═══ EXCERPT TO READ ═══
It's possible that the fuel rail suffered external corrosion from sitting outside for over a year before the original poster bought the car. I agree that fuel rail looks like it may be rusty, that's also a concern. 

I bought a 2002 Intrigue that had sat new on a dealers lot for over a year.. Very corroded brake rotors, and a flat spot in a tire that never did work it's way out, causing early tire replacement..)


----------



## chevycruze2012 (Nov 13, 2012)

carbon02 said:


> I agree take it in and have it looked at for safety, but guys, could this be assembly lube from when the injector is installed in the intake manifold?
> 
> If I recall correctly, replacing injectors requires lubricating all those o-rings with motor oil.
> 
> ...


 *Im wondering if they will warranty a new fuel rail, and injectors and O-rings. I went back and looked at those pictures and saw the rust on the fuel rail everyone was talking about.....How I didn't see it, is beyond me lol. I didn't even notice it until I went back to look lol.*


----------



## Zach.K (Apr 17, 2014)

I know I would fight to gave it replaced. Or at least documented that they won't. 

Sent from AutoGuide.com Free App


----------



## spacedout (Dec 7, 2010)

That rust will be considered environmental damage and is not going to be covered under warranty. That's just surface rust and probably won't ever cause the part to fail over the life of the car. 

Looked at mine today, no rust and no leaky injectors.


----------



## chevycruze2012 (Nov 13, 2012)

spacedout said:


> That rust will be considered environmental damage and is not going to be covered under warranty. That's just surface rust and probably won't ever cause the part to fail over the life of the car.
> 
> Looked at mine today, no rust and no leaky injectors.


 *Probably...but im hoping that they rule that out and just replace it under warranty lol*


----------



## 99_XC600 (Feb 24, 2013)

The rust is more than likely caused by you constant washing of the engine compartment.


----------



## chevycruze2012 (Nov 13, 2012)

99_XC600 said:


> The rust is more than likely caused by you constant washing of the engine compartment.


 *I actually haven't washed the engine bay yet...mainly because im afraid to on a new car. I know if I have the bags I need to cover up the electronics and stuff, I can do it. Im waiting til I get a air dryer from autogeet.net. Ive just been putting it off and hesitating to do it because im afraid of the high risk I take cleaning an engine. Its the one thing I am very nervous about doing. If you know what I mean.*


----------
═══
# [REQUIREMENT]
Copy out the fuel rail thread verbatim, beginning at the words "## Zach.K (Apr" and stopping after the words "(Dec 7, 2010)". The records that come next have nothing to do with the fuel rail thread.
═══ RECORD EXTRACTS ═══
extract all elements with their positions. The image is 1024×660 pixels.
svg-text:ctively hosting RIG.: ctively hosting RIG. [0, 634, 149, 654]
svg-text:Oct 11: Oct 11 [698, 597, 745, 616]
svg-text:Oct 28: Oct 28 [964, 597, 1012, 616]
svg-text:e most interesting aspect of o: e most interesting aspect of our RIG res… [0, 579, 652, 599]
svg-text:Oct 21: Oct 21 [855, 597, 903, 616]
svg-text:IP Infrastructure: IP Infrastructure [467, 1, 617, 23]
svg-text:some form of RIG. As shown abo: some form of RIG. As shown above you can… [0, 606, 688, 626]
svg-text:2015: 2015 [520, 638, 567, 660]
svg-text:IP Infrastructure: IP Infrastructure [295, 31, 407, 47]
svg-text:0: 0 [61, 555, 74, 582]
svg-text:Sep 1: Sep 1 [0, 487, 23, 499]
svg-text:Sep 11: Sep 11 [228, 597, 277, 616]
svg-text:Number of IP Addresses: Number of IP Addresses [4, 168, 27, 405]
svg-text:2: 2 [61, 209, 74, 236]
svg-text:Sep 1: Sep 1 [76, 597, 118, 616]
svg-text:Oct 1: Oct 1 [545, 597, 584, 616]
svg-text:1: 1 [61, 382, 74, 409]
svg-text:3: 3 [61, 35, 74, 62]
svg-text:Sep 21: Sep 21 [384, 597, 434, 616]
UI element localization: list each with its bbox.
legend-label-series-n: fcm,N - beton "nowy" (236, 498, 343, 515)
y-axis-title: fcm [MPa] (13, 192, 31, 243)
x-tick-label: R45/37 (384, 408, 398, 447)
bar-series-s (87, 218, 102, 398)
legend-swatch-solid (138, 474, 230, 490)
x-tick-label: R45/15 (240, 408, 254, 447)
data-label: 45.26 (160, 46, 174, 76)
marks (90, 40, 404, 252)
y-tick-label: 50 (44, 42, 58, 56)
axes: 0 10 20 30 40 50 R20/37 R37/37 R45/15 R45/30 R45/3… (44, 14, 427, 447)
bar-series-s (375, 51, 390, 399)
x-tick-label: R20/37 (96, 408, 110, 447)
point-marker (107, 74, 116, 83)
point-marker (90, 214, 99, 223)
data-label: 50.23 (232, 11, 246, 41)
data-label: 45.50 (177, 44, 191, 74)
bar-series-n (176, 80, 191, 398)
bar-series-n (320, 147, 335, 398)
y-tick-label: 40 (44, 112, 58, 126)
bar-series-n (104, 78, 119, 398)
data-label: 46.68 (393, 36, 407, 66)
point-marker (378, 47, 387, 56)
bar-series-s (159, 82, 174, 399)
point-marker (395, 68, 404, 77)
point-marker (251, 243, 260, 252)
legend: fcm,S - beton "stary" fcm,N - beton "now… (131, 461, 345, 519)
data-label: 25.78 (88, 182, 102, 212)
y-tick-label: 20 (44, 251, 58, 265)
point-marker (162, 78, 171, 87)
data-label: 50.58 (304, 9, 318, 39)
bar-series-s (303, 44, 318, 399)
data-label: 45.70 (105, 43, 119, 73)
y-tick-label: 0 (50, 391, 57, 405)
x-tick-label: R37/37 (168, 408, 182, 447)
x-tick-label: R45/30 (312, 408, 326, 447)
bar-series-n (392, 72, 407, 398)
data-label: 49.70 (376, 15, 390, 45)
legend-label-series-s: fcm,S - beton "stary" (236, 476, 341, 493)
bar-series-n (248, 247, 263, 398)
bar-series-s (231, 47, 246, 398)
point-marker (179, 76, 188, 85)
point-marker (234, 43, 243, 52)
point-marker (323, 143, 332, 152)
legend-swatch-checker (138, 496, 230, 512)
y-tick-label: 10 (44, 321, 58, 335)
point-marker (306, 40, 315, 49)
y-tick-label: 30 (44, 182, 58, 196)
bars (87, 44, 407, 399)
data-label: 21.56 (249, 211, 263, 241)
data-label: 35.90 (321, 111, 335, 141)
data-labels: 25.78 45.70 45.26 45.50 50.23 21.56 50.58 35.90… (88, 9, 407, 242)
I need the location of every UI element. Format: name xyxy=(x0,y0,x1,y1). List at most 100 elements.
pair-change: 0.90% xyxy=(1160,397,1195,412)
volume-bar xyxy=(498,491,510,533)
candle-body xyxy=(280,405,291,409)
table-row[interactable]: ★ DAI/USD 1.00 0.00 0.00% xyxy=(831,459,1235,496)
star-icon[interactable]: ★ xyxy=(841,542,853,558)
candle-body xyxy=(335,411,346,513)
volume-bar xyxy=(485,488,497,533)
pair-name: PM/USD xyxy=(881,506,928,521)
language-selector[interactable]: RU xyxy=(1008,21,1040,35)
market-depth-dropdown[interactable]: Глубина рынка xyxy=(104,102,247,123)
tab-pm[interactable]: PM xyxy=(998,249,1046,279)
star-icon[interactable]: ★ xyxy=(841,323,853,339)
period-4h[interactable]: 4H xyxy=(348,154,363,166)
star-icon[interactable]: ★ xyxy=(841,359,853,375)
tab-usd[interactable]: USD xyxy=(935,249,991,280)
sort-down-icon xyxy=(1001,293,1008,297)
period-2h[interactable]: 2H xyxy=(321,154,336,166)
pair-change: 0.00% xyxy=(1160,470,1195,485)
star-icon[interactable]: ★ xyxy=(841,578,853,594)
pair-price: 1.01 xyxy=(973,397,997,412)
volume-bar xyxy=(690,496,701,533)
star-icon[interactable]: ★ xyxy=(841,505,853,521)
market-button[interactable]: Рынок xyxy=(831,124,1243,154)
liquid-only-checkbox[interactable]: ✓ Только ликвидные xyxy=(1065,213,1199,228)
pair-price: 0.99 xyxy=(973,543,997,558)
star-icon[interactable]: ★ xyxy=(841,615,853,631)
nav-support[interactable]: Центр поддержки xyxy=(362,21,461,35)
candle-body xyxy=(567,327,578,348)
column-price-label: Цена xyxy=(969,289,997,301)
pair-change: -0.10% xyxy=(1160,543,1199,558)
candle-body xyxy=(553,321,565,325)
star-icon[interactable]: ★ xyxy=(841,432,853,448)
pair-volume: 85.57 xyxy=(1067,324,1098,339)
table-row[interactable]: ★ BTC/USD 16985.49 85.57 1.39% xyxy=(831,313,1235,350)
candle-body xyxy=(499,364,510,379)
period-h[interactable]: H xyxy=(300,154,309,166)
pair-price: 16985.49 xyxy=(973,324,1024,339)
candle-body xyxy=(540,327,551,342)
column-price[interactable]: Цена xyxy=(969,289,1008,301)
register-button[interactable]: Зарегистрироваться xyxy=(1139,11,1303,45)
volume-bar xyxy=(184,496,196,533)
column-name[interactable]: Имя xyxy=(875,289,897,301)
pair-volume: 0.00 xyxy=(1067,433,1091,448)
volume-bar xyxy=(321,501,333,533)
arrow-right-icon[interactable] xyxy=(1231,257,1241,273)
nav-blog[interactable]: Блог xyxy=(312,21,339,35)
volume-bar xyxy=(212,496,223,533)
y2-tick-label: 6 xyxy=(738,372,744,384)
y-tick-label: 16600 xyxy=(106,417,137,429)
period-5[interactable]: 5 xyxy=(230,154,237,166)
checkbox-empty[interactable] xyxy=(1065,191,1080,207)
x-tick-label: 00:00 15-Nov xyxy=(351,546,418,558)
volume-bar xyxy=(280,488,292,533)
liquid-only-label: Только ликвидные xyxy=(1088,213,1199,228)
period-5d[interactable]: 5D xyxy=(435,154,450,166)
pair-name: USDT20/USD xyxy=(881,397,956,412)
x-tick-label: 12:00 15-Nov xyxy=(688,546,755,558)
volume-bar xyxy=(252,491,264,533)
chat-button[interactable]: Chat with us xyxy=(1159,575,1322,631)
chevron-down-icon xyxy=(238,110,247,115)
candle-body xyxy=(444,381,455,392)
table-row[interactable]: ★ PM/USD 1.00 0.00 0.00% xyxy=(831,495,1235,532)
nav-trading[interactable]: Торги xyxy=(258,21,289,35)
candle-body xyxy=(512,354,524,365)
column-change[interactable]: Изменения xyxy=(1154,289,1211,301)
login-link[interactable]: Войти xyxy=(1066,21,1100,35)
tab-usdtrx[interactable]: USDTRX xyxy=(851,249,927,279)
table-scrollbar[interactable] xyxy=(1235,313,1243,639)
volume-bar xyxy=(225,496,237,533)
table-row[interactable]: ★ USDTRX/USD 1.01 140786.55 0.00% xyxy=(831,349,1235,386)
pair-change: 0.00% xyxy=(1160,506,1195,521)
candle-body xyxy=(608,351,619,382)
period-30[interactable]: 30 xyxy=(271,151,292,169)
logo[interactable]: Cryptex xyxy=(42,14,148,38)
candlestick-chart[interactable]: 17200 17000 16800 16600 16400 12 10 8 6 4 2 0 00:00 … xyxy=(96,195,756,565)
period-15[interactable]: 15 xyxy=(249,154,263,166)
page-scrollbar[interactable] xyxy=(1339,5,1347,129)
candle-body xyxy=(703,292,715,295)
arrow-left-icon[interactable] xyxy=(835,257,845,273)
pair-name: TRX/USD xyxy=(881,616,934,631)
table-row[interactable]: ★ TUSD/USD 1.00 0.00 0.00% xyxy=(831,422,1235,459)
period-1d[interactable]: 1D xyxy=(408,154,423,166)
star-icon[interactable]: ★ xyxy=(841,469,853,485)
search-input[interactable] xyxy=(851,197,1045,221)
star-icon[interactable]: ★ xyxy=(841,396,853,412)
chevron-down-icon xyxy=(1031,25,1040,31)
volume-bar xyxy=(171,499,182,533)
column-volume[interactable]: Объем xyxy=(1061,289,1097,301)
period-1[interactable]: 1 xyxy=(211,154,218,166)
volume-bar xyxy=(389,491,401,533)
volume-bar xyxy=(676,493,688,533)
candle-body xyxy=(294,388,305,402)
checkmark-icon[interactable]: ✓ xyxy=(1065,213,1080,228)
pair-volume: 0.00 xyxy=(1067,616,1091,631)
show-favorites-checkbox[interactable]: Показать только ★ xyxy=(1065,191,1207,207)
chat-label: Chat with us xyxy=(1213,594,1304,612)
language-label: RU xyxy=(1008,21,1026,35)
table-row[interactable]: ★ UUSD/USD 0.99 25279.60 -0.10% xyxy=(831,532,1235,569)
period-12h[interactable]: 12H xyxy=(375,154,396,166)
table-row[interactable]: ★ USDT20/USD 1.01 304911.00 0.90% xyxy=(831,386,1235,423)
═══
# [CORRECT OUTPUT]
## Zach.K (Apr 17, 2014)

I know I would fight to gave it replaced. Or at least documented that they won't. 

Sent from AutoGuide.com Free App


----------



## spacedout (Dec 7, 2010)